WHAT TO DO: Out of the lines below, please list those that hold the string "Options".

GIVEN INFORMATION:
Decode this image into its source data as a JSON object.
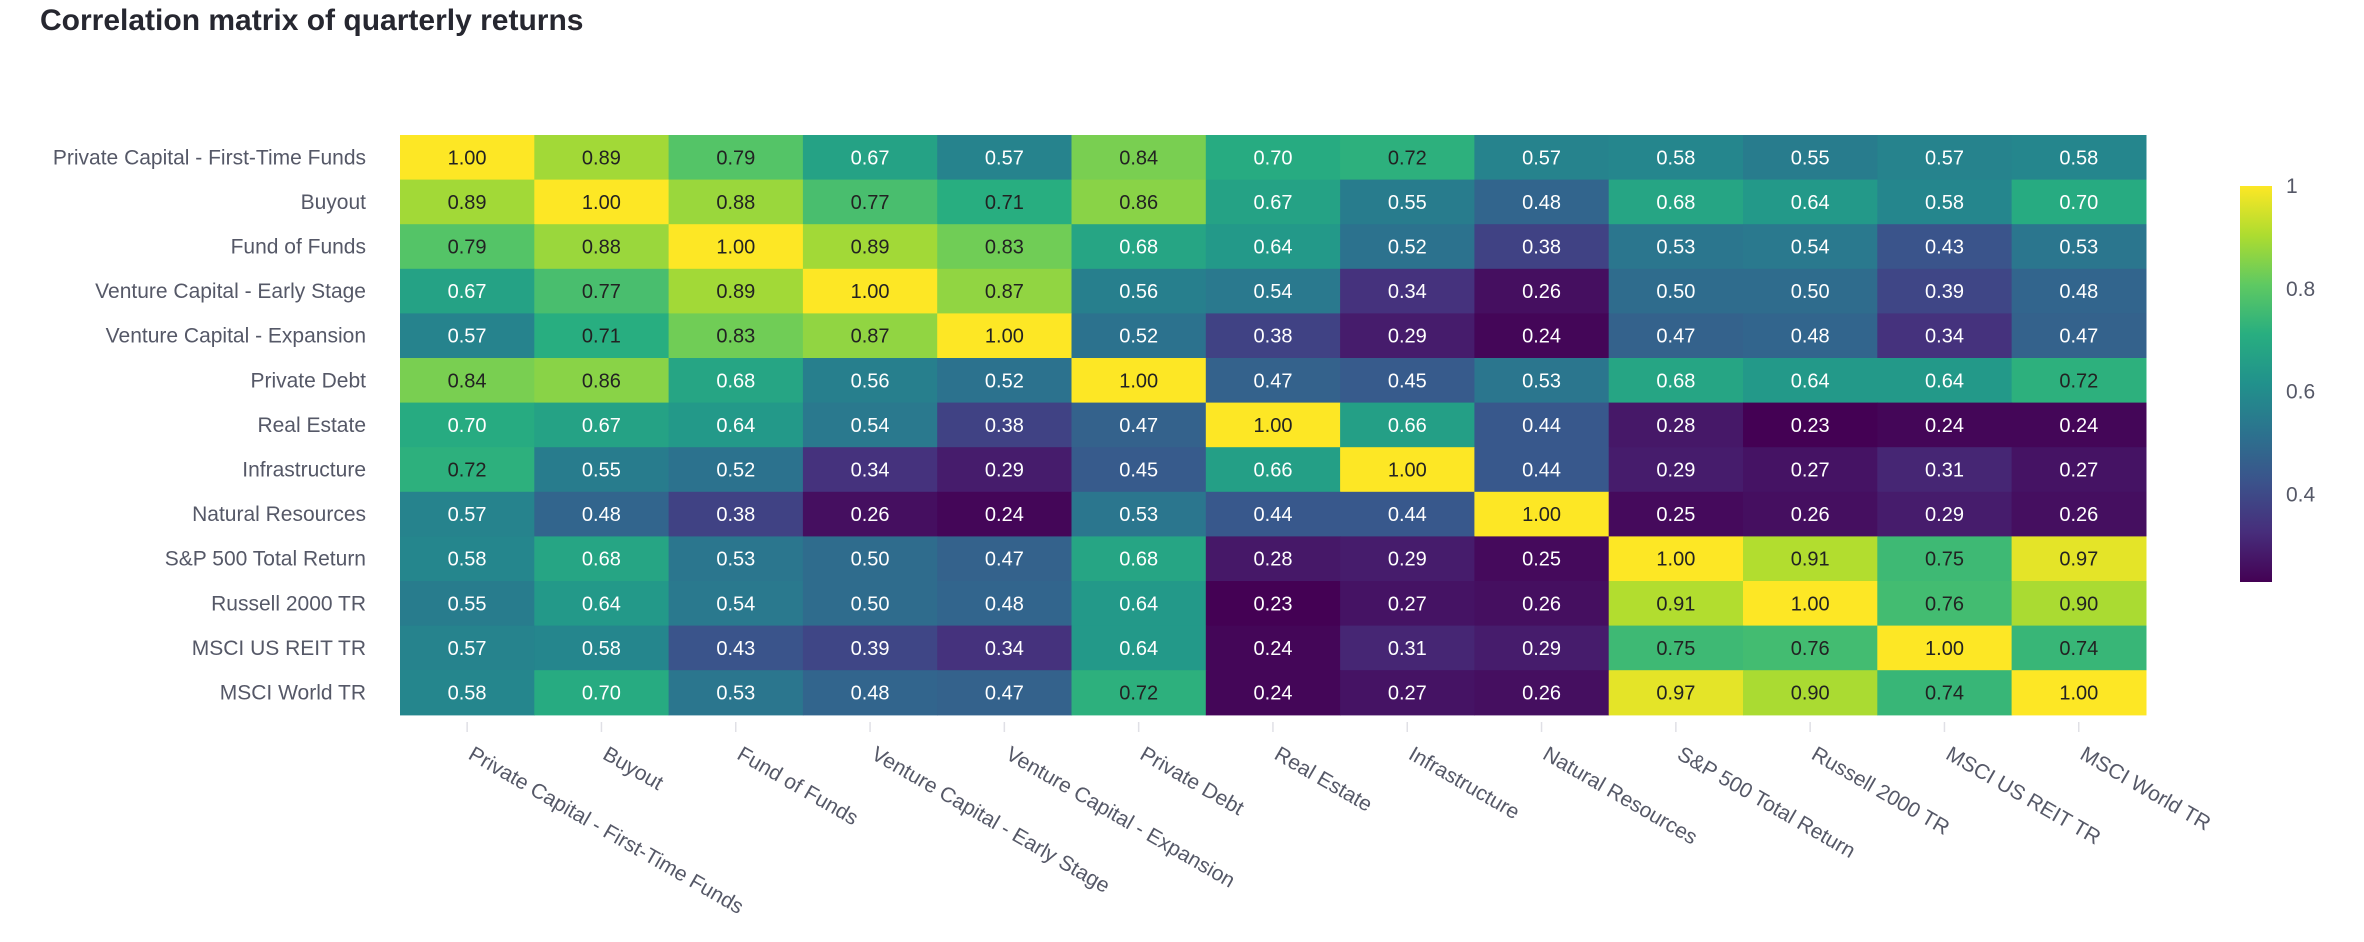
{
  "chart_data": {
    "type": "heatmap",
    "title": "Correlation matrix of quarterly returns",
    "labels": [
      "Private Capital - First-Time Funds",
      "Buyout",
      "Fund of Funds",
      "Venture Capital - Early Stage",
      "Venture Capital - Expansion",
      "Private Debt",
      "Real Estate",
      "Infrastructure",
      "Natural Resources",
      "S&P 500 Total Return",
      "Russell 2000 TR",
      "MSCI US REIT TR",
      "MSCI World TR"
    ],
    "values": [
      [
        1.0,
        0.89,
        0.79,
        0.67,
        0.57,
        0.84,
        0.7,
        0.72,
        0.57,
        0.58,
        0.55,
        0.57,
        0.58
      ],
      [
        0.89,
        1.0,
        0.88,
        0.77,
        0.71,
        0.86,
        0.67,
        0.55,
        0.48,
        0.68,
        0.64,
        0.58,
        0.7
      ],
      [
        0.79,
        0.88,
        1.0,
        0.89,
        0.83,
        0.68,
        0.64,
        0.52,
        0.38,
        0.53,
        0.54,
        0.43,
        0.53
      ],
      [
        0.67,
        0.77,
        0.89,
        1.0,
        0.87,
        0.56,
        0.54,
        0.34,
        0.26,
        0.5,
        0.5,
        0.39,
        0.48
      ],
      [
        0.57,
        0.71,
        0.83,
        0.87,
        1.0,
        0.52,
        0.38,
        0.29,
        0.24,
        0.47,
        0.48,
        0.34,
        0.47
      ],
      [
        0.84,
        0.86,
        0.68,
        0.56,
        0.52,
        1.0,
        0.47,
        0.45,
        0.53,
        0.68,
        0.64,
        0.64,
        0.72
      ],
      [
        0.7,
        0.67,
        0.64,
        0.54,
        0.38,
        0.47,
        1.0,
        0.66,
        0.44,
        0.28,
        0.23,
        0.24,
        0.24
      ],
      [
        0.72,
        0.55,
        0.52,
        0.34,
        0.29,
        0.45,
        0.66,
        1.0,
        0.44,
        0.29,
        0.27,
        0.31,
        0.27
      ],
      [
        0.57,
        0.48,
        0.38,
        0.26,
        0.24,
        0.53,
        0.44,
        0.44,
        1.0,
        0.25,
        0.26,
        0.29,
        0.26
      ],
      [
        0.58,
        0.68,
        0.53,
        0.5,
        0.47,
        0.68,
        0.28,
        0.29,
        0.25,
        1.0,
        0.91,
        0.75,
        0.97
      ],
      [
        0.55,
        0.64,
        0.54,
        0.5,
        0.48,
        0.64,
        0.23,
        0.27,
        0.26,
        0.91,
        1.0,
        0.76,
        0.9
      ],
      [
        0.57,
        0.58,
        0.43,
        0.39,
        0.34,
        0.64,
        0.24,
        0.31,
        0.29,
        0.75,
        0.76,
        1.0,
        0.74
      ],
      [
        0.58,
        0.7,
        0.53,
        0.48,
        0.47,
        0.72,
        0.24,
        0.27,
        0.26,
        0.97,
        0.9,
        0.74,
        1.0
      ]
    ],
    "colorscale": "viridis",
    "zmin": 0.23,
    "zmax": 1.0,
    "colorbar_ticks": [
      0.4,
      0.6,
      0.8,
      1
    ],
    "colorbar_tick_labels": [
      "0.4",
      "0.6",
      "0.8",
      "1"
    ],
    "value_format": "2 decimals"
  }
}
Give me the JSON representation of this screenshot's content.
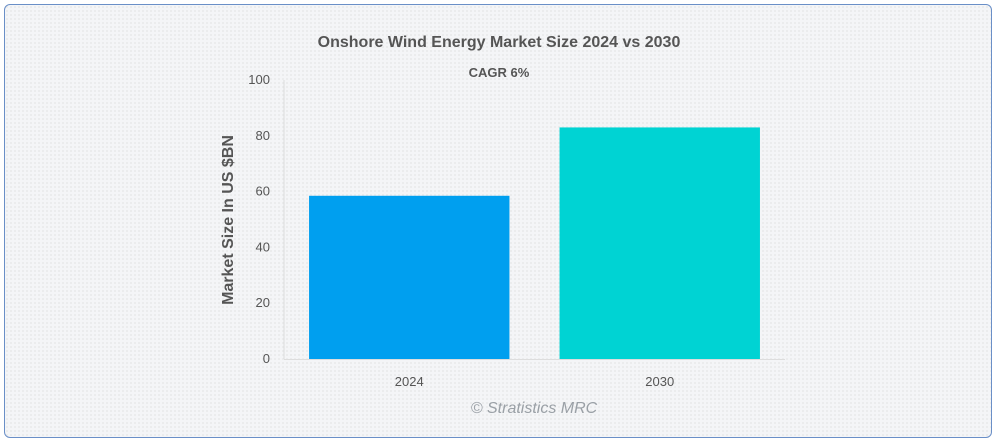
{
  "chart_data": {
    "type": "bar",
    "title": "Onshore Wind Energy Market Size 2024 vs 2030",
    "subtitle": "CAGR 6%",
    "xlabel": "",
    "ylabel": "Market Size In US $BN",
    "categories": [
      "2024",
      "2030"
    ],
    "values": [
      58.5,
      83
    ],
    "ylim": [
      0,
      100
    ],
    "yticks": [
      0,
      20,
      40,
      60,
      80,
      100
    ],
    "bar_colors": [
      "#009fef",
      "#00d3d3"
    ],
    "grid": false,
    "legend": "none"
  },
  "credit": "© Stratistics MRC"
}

* * *

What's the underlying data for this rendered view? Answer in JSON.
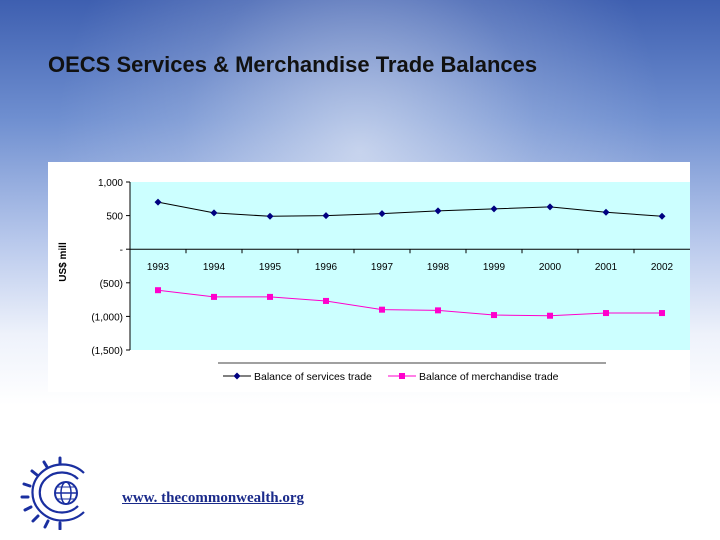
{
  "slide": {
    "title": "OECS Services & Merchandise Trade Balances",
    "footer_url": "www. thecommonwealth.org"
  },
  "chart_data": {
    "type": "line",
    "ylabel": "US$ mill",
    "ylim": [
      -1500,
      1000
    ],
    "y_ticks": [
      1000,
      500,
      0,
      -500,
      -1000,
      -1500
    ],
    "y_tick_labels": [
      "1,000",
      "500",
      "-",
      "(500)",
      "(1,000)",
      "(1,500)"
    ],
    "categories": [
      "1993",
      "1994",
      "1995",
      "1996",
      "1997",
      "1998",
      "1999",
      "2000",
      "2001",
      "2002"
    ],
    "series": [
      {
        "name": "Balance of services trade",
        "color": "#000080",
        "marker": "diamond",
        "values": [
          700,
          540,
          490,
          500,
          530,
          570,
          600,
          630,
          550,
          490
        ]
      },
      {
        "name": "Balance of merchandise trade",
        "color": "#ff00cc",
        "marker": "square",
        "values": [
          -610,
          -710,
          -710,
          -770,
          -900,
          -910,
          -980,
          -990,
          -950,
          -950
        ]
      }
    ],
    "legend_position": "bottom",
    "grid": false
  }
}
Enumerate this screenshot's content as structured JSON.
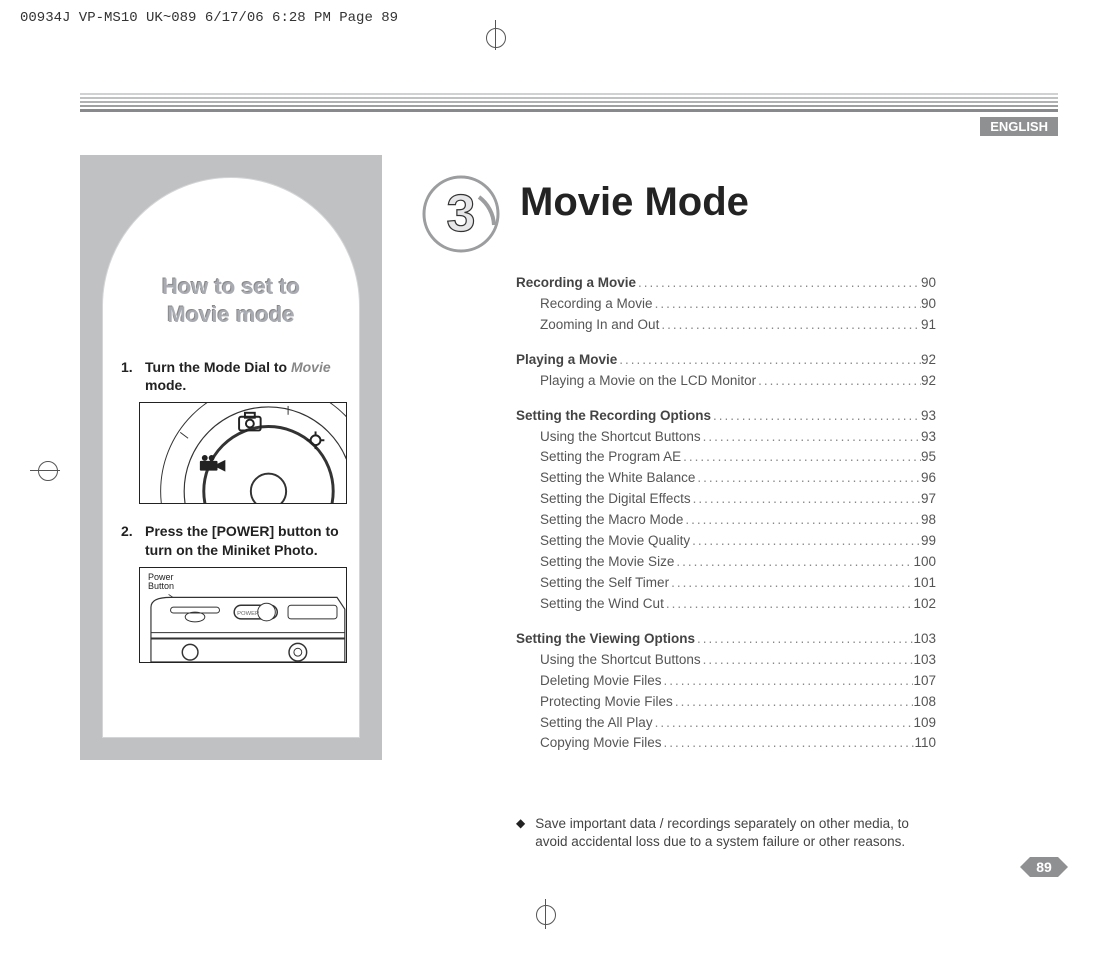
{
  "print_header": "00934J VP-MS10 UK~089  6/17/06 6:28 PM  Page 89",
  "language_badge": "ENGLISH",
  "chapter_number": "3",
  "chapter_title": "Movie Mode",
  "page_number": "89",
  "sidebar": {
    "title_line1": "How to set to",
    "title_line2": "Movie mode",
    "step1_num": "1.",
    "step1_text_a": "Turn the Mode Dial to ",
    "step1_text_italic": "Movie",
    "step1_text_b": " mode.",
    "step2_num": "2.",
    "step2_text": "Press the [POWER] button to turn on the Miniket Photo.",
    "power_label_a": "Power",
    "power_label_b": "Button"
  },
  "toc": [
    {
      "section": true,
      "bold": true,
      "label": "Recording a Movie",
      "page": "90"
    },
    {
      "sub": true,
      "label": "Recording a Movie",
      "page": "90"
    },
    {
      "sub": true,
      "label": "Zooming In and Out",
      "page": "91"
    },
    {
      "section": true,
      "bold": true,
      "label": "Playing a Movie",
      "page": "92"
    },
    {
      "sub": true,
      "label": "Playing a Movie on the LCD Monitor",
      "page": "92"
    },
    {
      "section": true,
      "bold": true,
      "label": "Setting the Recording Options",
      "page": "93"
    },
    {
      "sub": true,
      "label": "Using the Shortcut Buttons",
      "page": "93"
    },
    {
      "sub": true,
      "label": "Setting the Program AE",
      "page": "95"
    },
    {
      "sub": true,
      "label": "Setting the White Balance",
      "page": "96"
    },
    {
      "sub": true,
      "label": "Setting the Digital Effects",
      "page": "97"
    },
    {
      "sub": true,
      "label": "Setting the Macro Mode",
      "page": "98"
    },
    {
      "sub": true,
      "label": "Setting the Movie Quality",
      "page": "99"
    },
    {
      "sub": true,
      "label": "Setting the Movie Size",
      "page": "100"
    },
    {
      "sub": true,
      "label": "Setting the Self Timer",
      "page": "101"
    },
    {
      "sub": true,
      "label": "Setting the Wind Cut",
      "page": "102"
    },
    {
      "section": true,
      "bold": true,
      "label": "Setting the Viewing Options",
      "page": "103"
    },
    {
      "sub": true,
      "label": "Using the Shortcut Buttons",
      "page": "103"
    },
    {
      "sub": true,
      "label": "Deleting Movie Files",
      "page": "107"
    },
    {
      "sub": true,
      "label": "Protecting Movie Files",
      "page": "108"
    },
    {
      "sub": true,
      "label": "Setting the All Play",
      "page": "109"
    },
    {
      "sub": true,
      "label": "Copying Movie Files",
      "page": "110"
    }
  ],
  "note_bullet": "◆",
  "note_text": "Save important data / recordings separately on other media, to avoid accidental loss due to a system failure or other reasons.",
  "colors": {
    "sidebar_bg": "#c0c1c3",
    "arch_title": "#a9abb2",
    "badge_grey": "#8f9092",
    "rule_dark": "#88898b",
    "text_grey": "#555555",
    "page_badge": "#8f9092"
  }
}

...

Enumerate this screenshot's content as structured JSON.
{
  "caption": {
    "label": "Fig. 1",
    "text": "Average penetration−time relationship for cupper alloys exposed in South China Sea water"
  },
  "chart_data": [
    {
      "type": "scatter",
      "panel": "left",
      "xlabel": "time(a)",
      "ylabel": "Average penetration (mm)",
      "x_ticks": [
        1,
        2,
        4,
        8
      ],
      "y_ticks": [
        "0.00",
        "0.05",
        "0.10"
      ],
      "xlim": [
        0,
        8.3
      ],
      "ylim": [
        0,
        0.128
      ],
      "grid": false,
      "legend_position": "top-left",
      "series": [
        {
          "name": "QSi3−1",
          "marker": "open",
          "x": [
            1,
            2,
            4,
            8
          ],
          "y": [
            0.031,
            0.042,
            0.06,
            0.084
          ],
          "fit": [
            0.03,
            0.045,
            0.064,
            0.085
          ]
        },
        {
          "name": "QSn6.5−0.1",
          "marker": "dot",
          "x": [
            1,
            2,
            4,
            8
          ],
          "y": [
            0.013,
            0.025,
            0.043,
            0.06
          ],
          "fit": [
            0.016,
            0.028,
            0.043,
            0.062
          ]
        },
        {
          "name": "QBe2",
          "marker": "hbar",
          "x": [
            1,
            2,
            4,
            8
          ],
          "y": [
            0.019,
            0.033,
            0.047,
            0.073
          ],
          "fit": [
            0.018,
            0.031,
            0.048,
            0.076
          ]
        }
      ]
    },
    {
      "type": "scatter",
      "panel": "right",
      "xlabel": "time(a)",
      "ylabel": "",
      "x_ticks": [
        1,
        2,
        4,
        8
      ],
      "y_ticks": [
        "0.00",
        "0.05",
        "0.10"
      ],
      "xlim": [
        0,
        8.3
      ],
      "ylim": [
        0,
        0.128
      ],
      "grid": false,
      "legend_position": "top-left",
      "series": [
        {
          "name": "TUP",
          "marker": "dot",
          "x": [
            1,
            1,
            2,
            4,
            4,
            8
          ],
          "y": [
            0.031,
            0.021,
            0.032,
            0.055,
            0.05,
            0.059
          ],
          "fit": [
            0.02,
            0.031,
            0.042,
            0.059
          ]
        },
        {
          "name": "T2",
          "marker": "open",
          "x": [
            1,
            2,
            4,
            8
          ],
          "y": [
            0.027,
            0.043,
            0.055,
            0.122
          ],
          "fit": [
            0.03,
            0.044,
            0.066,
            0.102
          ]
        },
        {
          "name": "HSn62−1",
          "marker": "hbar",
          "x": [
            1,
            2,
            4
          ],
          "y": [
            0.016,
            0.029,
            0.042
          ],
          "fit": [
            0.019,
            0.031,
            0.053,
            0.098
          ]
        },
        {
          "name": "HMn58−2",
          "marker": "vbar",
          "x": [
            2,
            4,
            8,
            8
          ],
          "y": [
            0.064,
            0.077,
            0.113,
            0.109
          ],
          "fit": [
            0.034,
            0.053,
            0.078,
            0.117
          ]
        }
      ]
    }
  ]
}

CORRECT OUTPUT:
      "label": "Setting the Recording Options",
      "label": "Setting the Viewing Options",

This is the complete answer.